[What is expected] Give the data below again exactly as it stands. Omit the pictures.

(Data extracted from a collection)

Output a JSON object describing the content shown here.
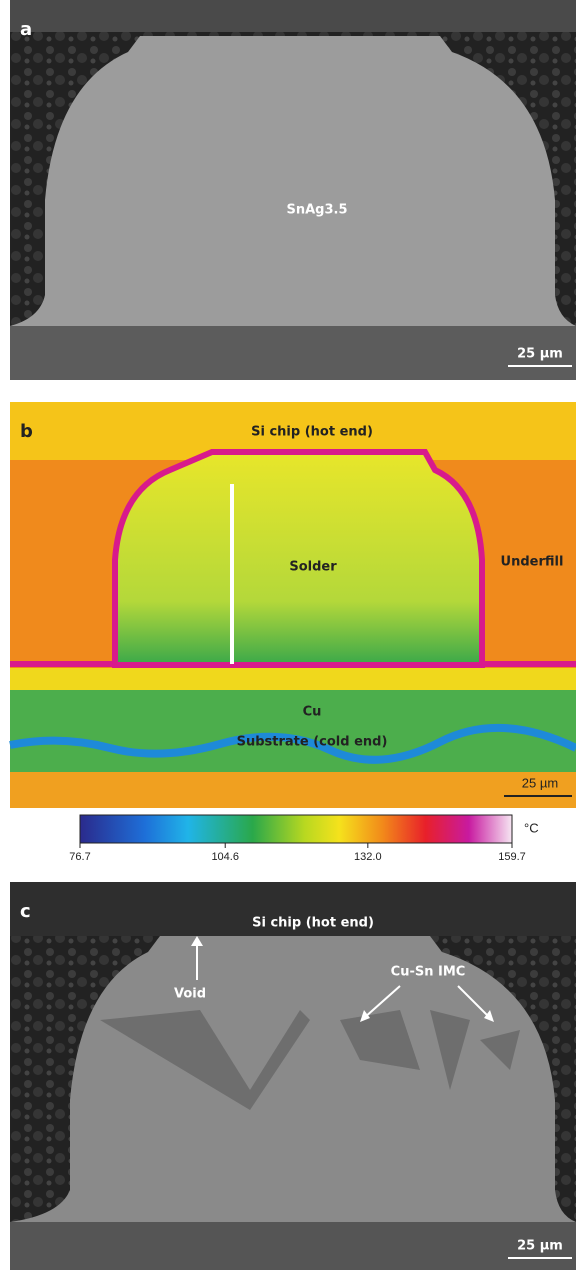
{
  "panel_a": {
    "label": "a",
    "annotation": "SnAg3.5",
    "scale_bar": "25 µm"
  },
  "panel_b": {
    "label": "b",
    "chip": "Si chip (hot end)",
    "solder": "Solder",
    "underfill": "Underfill",
    "cu": "Cu",
    "substrate": "Substrate (cold end)",
    "scale_bar": "25 µm",
    "colorbar": {
      "range": [
        76.7,
        159.7
      ],
      "ticks": [
        76.7,
        104.6,
        {
          "value": 132,
          "label": "132.0"
        },
        159.7
      ],
      "unit": "°C"
    }
  },
  "panel_c": {
    "label": "c",
    "chip": "Si chip (hot end)",
    "void": "Void",
    "imc": "Cu-Sn IMC",
    "scale_bar": "25 µm"
  }
}
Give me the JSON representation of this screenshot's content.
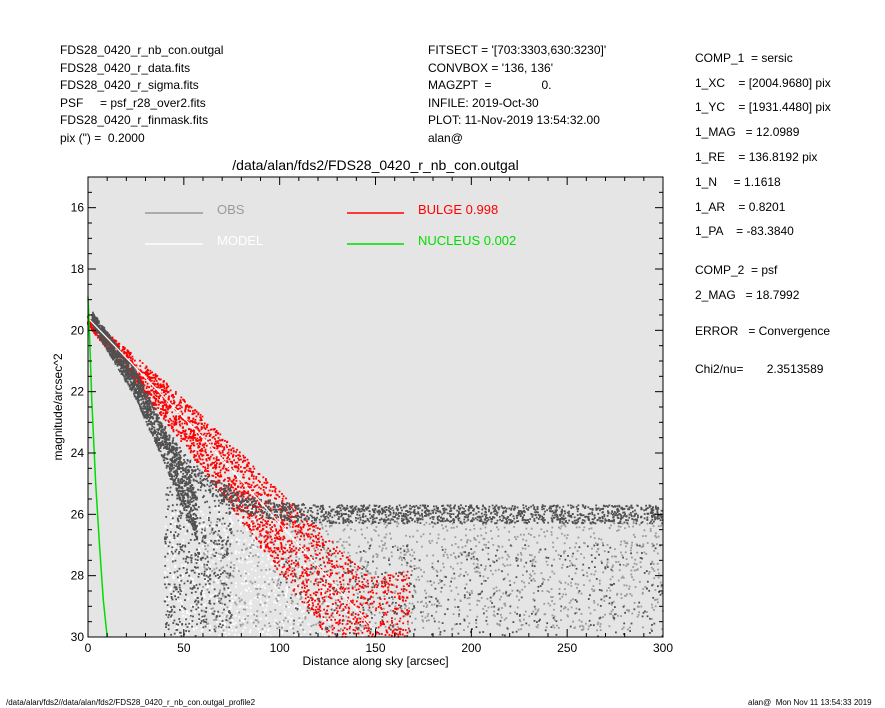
{
  "header_left": [
    "FDS28_0420_r_nb_con.outgal",
    "FDS28_0420_r_data.fits",
    "FDS28_0420_r_sigma.fits",
    "PSF     = psf_r28_over2.fits",
    "FDS28_0420_r_finmask.fits",
    "pix (\") =  0.2000"
  ],
  "header_mid": [
    "FITSECT = '[703:3303,630:3230]'",
    "CONVBOX = '136, 136'",
    "MAGZPT  =               0.",
    "INFILE: 2019-Oct-30",
    "PLOT: 11-Nov-2019 13:54:32.00",
    "alan@"
  ],
  "params": [
    "COMP_1  = sersic",
    "1_XC    = [2004.9680] pix",
    "1_YC    = [1931.4480] pix",
    "1_MAG   = 12.0989",
    "1_RE    = 136.8192 pix",
    "1_N     = 1.1618",
    "1_AR    = 0.8201",
    "1_PA    = -83.3840",
    "COMP_2  = psf",
    "2_MAG   = 18.7992",
    "ERROR   = Convergence",
    "Chi2/nu=       2.3513589"
  ],
  "footer_left": "/data/alan/fds2//data/alan/fds2/FDS28_0420_r_nb_con.outgal_profile2",
  "footer_right": "alan@  Mon Nov 11 13:54:33 2019",
  "colors": {
    "plot_bg": "#e5e5e5",
    "obs_dark": "#505050",
    "obs_light": "#9a9a9a",
    "model": "#ffffff",
    "bulge": "#ff0000",
    "nucleus": "#00dd00"
  },
  "chart_data": {
    "type": "scatter",
    "title": "/data/alan/fds2/FDS28_0420_r_nb_con.outgal",
    "xlabel": "Distance along sky [arcsec]",
    "ylabel": "magnitude/arcsec^2",
    "xlim": [
      0,
      300
    ],
    "ylim": [
      30,
      15
    ],
    "xticks": [
      0,
      50,
      100,
      150,
      200,
      250,
      300
    ],
    "yticks": [
      16,
      18,
      20,
      22,
      24,
      26,
      28,
      30
    ],
    "grid": false,
    "legend": [
      {
        "label": "OBS",
        "color": "#9a9a9a",
        "position": "top-left"
      },
      {
        "label": "MODEL",
        "color": "#ffffff",
        "position": "top-left"
      },
      {
        "label": "BULGE  0.998",
        "color": "#ff0000",
        "position": "top-center"
      },
      {
        "label": "NUCLEUS  0.002",
        "color": "#00dd00",
        "position": "top-center"
      }
    ],
    "series": [
      {
        "name": "OBS",
        "color": "#505050",
        "x": [
          0,
          5,
          10,
          20,
          30,
          40,
          50,
          60,
          70,
          80,
          90,
          100,
          120,
          140,
          160,
          200,
          250,
          300
        ],
        "y": [
          19.3,
          20.1,
          20.6,
          21.5,
          22.4,
          23.4,
          24.3,
          24.9,
          25.3,
          25.6,
          25.8,
          25.9,
          26.0,
          26.0,
          26.0,
          26.0,
          26.0,
          26.0
        ]
      },
      {
        "name": "MODEL",
        "color": "#ffffff",
        "x": [
          0,
          20,
          40,
          60,
          80,
          100,
          120,
          140,
          150
        ],
        "y": [
          19.6,
          20.9,
          22.2,
          23.5,
          24.9,
          26.3,
          27.7,
          29.1,
          29.8
        ]
      },
      {
        "name": "BULGE  0.998",
        "color": "#ff0000",
        "x": [
          0,
          20,
          40,
          60,
          80,
          100,
          120,
          140,
          150
        ],
        "y": [
          19.7,
          21.0,
          22.3,
          23.7,
          25.1,
          26.6,
          28.0,
          29.5,
          30.0
        ]
      },
      {
        "name": "NUCLEUS  0.002",
        "color": "#00dd00",
        "x": [
          0,
          1,
          2,
          4,
          6,
          8,
          10
        ],
        "y": [
          18.9,
          20.5,
          22.3,
          25.0,
          27.0,
          28.8,
          30.0
        ]
      }
    ]
  }
}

[Task answer]
Output a JSON object describing the content shown here.
{
  "panel_a": {
    "label": "a",
    "annotation": "SnAg3.5",
    "scale_bar": "25 µm"
  },
  "panel_b": {
    "label": "b",
    "chip": "Si chip (hot end)",
    "solder": "Solder",
    "underfill": "Underfill",
    "cu": "Cu",
    "substrate": "Substrate (cold end)",
    "scale_bar": "25 µm",
    "colorbar": {
      "range": [
        76.7,
        159.7
      ],
      "ticks": [
        76.7,
        104.6,
        {
          "value": 132,
          "label": "132.0"
        },
        159.7
      ],
      "unit": "°C"
    }
  },
  "panel_c": {
    "label": "c",
    "chip": "Si chip (hot end)",
    "void": "Void",
    "imc": "Cu-Sn IMC",
    "scale_bar": "25 µm"
  }
}
Give me the JSON representation of this screenshot's content.
{
  "header_left": [
    "FDS28_0420_r_nb_con.outgal",
    "FDS28_0420_r_data.fits",
    "FDS28_0420_r_sigma.fits",
    "PSF     = psf_r28_over2.fits",
    "FDS28_0420_r_finmask.fits",
    "pix (\") =  0.2000"
  ],
  "header_mid": [
    "FITSECT = '[703:3303,630:3230]'",
    "CONVBOX = '136, 136'",
    "MAGZPT  =               0.",
    "INFILE: 2019-Oct-30",
    "PLOT: 11-Nov-2019 13:54:32.00",
    "alan@"
  ],
  "params": [
    "COMP_1  = sersic",
    "1_XC    = [2004.9680] pix",
    "1_YC    = [1931.4480] pix",
    "1_MAG   = 12.0989",
    "1_RE    = 136.8192 pix",
    "1_N     = 1.1618",
    "1_AR    = 0.8201",
    "1_PA    = -83.3840",
    "COMP_2  = psf",
    "2_MAG   = 18.7992",
    "ERROR   = Convergence",
    "Chi2/nu=       2.3513589"
  ],
  "footer_left": "/data/alan/fds2//data/alan/fds2/FDS28_0420_r_nb_con.outgal_profile2",
  "footer_right": "alan@  Mon Nov 11 13:54:33 2019",
  "colors": {
    "plot_bg": "#e5e5e5",
    "obs_dark": "#505050",
    "obs_light": "#9a9a9a",
    "model": "#ffffff",
    "bulge": "#ff0000",
    "nucleus": "#00dd00"
  },
  "chart_data": {
    "type": "scatter",
    "title": "/data/alan/fds2/FDS28_0420_r_nb_con.outgal",
    "xlabel": "Distance along sky [arcsec]",
    "ylabel": "magnitude/arcsec^2",
    "xlim": [
      0,
      300
    ],
    "ylim": [
      30,
      15
    ],
    "xticks": [
      0,
      50,
      100,
      150,
      200,
      250,
      300
    ],
    "yticks": [
      16,
      18,
      20,
      22,
      24,
      26,
      28,
      30
    ],
    "grid": false,
    "legend": [
      {
        "label": "OBS",
        "color": "#9a9a9a",
        "position": "top-left"
      },
      {
        "label": "MODEL",
        "color": "#ffffff",
        "position": "top-left"
      },
      {
        "label": "BULGE  0.998",
        "color": "#ff0000",
        "position": "top-center"
      },
      {
        "label": "NUCLEUS  0.002",
        "color": "#00dd00",
        "position": "top-center"
      }
    ],
    "series": [
      {
        "name": "OBS",
        "color": "#505050",
        "x": [
          0,
          5,
          10,
          20,
          30,
          40,
          50,
          60,
          70,
          80,
          90,
          100,
          120,
          140,
          160,
          200,
          250,
          300
        ],
        "y": [
          19.3,
          20.1,
          20.6,
          21.5,
          22.4,
          23.4,
          24.3,
          24.9,
          25.3,
          25.6,
          25.8,
          25.9,
          26.0,
          26.0,
          26.0,
          26.0,
          26.0,
          26.0
        ]
      },
      {
        "name": "MODEL",
        "color": "#ffffff",
        "x": [
          0,
          20,
          40,
          60,
          80,
          100,
          120,
          140,
          150
        ],
        "y": [
          19.6,
          20.9,
          22.2,
          23.5,
          24.9,
          26.3,
          27.7,
          29.1,
          29.8
        ]
      },
      {
        "name": "BULGE  0.998",
        "color": "#ff0000",
        "x": [
          0,
          20,
          40,
          60,
          80,
          100,
          120,
          140,
          150
        ],
        "y": [
          19.7,
          21.0,
          22.3,
          23.7,
          25.1,
          26.6,
          28.0,
          29.5,
          30.0
        ]
      },
      {
        "name": "NUCLEUS  0.002",
        "color": "#00dd00",
        "x": [
          0,
          1,
          2,
          4,
          6,
          8,
          10
        ],
        "y": [
          18.9,
          20.5,
          22.3,
          25.0,
          27.0,
          28.8,
          30.0
        ]
      }
    ]
  }
}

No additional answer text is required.